* [THE REQUEST]:
Copy every line of the entries below verbatim, without changing any character.

* [EXTRACTED RECORDS]:

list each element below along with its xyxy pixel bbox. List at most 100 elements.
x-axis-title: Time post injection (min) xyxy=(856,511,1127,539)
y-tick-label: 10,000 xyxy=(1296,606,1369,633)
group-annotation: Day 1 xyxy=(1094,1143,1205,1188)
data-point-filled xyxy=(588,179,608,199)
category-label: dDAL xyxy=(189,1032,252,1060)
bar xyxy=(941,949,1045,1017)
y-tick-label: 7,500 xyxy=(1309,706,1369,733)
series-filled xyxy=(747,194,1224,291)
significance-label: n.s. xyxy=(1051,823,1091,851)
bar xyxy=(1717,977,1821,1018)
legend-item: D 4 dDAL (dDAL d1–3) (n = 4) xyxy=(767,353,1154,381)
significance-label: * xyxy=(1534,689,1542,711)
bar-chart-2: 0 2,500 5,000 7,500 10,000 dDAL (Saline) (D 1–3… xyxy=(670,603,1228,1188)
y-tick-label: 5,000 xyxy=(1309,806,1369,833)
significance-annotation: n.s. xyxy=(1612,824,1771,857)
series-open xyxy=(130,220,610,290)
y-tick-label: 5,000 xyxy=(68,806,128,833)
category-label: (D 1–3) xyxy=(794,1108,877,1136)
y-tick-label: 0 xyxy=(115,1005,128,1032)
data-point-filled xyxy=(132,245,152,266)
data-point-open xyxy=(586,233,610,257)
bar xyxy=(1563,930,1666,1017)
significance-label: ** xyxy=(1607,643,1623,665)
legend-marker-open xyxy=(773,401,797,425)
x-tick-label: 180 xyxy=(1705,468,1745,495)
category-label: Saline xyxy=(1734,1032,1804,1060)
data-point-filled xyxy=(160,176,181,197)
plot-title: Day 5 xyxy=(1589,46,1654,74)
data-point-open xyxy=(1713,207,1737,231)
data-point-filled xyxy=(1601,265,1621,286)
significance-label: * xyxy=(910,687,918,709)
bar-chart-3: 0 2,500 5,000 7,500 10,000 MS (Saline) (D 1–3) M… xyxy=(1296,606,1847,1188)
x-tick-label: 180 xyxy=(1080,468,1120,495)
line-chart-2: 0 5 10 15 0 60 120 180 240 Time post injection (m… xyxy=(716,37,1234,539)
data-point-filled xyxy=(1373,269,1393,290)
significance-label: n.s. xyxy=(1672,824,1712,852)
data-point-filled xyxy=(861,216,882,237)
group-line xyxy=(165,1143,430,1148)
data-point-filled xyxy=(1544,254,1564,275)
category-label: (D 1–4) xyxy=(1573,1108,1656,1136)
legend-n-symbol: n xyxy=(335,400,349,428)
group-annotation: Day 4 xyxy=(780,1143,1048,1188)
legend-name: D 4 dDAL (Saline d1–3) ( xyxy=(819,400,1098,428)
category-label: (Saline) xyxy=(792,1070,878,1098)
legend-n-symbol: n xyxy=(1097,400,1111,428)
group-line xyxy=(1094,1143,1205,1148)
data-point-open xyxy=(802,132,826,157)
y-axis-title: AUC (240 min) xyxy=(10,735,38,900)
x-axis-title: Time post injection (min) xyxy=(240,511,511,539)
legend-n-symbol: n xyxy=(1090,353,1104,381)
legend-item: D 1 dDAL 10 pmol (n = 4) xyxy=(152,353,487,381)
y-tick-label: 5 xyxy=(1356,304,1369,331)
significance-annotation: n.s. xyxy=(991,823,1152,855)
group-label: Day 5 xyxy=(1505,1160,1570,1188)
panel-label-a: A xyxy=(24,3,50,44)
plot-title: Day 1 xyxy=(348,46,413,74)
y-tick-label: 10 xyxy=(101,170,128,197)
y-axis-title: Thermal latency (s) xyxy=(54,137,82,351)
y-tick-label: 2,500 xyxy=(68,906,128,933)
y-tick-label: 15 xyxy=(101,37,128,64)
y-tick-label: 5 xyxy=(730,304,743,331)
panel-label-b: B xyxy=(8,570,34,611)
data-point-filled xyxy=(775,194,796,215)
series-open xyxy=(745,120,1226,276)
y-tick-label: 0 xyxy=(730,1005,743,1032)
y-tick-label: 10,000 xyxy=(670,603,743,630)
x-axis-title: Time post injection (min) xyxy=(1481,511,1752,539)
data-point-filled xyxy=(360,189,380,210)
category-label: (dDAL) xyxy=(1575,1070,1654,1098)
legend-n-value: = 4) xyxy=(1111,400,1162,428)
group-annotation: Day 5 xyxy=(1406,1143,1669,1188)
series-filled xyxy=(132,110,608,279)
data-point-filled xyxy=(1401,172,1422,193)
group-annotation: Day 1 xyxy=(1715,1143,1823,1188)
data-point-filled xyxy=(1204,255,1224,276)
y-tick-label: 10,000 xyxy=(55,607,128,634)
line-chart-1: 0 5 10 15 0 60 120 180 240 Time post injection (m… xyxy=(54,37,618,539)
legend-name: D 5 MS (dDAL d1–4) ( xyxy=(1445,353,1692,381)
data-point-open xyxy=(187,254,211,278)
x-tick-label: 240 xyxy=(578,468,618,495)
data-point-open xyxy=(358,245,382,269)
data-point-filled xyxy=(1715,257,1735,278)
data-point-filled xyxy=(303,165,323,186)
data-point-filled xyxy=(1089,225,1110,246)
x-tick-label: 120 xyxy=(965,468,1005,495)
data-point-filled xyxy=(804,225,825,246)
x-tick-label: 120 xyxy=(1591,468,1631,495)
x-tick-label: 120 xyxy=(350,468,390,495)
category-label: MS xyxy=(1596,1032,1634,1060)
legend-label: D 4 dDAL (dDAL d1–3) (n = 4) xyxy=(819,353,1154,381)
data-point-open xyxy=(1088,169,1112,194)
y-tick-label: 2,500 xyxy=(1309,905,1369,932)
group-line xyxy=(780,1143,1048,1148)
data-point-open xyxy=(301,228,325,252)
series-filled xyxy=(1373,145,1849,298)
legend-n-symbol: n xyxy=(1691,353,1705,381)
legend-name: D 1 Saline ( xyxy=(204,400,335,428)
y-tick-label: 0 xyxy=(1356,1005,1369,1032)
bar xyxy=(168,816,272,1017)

* [ANSWER TO THE TASK]:
list each element below along with its xyxy pixel bbox. List at most 100 elements.
x-axis-title: Time post injection (min) xyxy=(856,511,1127,539)
y-tick-label: 10,000 xyxy=(1296,606,1369,633)
group-annotation: Day 1 xyxy=(1094,1143,1205,1188)
data-point-filled xyxy=(588,179,608,199)
category-label: dDAL xyxy=(189,1032,252,1060)
bar xyxy=(941,949,1045,1017)
y-tick-label: 7,500 xyxy=(1309,706,1369,733)
series-filled xyxy=(747,194,1224,291)
significance-label: n.s. xyxy=(1051,823,1091,851)
bar xyxy=(1717,977,1821,1018)
legend-item: D 4 dDAL (dDAL d1–3) (n = 4) xyxy=(767,353,1154,381)
significance-label: * xyxy=(1534,689,1542,711)
bar-chart-2: 0 2,500 5,000 7,500 10,000 dDAL (Saline) (D 1–3… xyxy=(670,603,1228,1188)
y-tick-label: 5,000 xyxy=(1309,806,1369,833)
significance-annotation: n.s. xyxy=(1612,824,1771,857)
series-open xyxy=(130,220,610,290)
y-tick-label: 5,000 xyxy=(68,806,128,833)
category-label: (D 1–3) xyxy=(794,1108,877,1136)
y-tick-label: 0 xyxy=(115,1005,128,1032)
data-point-filled xyxy=(132,245,152,266)
data-point-open xyxy=(586,233,610,257)
bar xyxy=(1563,930,1666,1017)
significance-label: ** xyxy=(1607,643,1623,665)
legend-marker-open xyxy=(773,401,797,425)
x-tick-label: 180 xyxy=(1705,468,1745,495)
category-label: Saline xyxy=(1734,1032,1804,1060)
data-point-filled xyxy=(160,176,181,197)
plot-title: Day 5 xyxy=(1589,46,1654,74)
data-point-open xyxy=(1713,207,1737,231)
data-point-filled xyxy=(1601,265,1621,286)
significance-label: * xyxy=(910,687,918,709)
bar-chart-3: 0 2,500 5,000 7,500 10,000 MS (Saline) (D 1–3) M… xyxy=(1296,606,1847,1188)
x-tick-label: 180 xyxy=(1080,468,1120,495)
line-chart-2: 0 5 10 15 0 60 120 180 240 Time post injection (m… xyxy=(716,37,1234,539)
data-point-filled xyxy=(1373,269,1393,290)
significance-label: n.s. xyxy=(1672,824,1712,852)
data-point-filled xyxy=(861,216,882,237)
group-line xyxy=(165,1143,430,1148)
data-point-filled xyxy=(1544,254,1564,275)
category-label: (D 1–4) xyxy=(1573,1108,1656,1136)
legend-n-symbol: n xyxy=(335,400,349,428)
group-annotation: Day 4 xyxy=(780,1143,1048,1188)
legend-name: D 4 dDAL (Saline d1–3) ( xyxy=(819,400,1098,428)
category-label: (Saline) xyxy=(792,1070,878,1098)
legend-n-symbol: n xyxy=(1097,400,1111,428)
group-line xyxy=(1094,1143,1205,1148)
data-point-open xyxy=(802,132,826,157)
y-axis-title: AUC (240 min) xyxy=(10,735,38,900)
x-axis-title: Time post injection (min) xyxy=(240,511,511,539)
legend-n-symbol: n xyxy=(1090,353,1104,381)
legend-item: D 1 dDAL 10 pmol (n = 4) xyxy=(152,353,487,381)
y-tick-label: 5 xyxy=(1356,304,1369,331)
significance-annotation: n.s. xyxy=(991,823,1152,855)
group-label: Day 5 xyxy=(1505,1160,1570,1188)
panel-label-a: A xyxy=(24,3,50,44)
plot-title: Day 1 xyxy=(348,46,413,74)
y-tick-label: 10 xyxy=(101,170,128,197)
y-axis-title: Thermal latency (s) xyxy=(54,137,82,351)
y-tick-label: 2,500 xyxy=(68,906,128,933)
y-tick-label: 15 xyxy=(101,37,128,64)
y-tick-label: 5 xyxy=(730,304,743,331)
panel-label-b: B xyxy=(8,570,34,611)
data-point-filled xyxy=(775,194,796,215)
series-open xyxy=(745,120,1226,276)
y-tick-label: 0 xyxy=(730,1005,743,1032)
y-tick-label: 10,000 xyxy=(670,603,743,630)
x-axis-title: Time post injection (min) xyxy=(1481,511,1752,539)
data-point-filled xyxy=(360,189,380,210)
category-label: (dDAL) xyxy=(1575,1070,1654,1098)
legend-n-value: = 4) xyxy=(1111,400,1162,428)
group-annotation: Day 5 xyxy=(1406,1143,1669,1188)
series-filled xyxy=(132,110,608,279)
data-point-filled xyxy=(1401,172,1422,193)
group-annotation: Day 1 xyxy=(1715,1143,1823,1188)
data-point-filled xyxy=(1204,255,1224,276)
y-tick-label: 10,000 xyxy=(55,607,128,634)
line-chart-1: 0 5 10 15 0 60 120 180 240 Time post injection (m… xyxy=(54,37,618,539)
legend-name: D 5 MS (dDAL d1–4) ( xyxy=(1445,353,1692,381)
data-point-open xyxy=(187,254,211,278)
x-tick-label: 240 xyxy=(578,468,618,495)
data-point-open xyxy=(358,245,382,269)
data-point-filled xyxy=(1715,257,1735,278)
data-point-filled xyxy=(303,165,323,186)
data-point-filled xyxy=(1089,225,1110,246)
x-tick-label: 120 xyxy=(965,468,1005,495)
data-point-filled xyxy=(804,225,825,246)
x-tick-label: 120 xyxy=(1591,468,1631,495)
x-tick-label: 120 xyxy=(350,468,390,495)
category-label: MS xyxy=(1596,1032,1634,1060)
legend-label: D 4 dDAL (dDAL d1–3) (n = 4) xyxy=(819,353,1154,381)
data-point-open xyxy=(1088,169,1112,194)
y-tick-label: 2,500 xyxy=(1309,905,1369,932)
group-line xyxy=(780,1143,1048,1148)
data-point-open xyxy=(301,228,325,252)
series-filled xyxy=(1373,145,1849,298)
legend-n-symbol: n xyxy=(1691,353,1705,381)
legend-name: D 1 Saline ( xyxy=(204,400,335,428)
y-tick-label: 0 xyxy=(1356,1005,1369,1032)
bar xyxy=(168,816,272,1017)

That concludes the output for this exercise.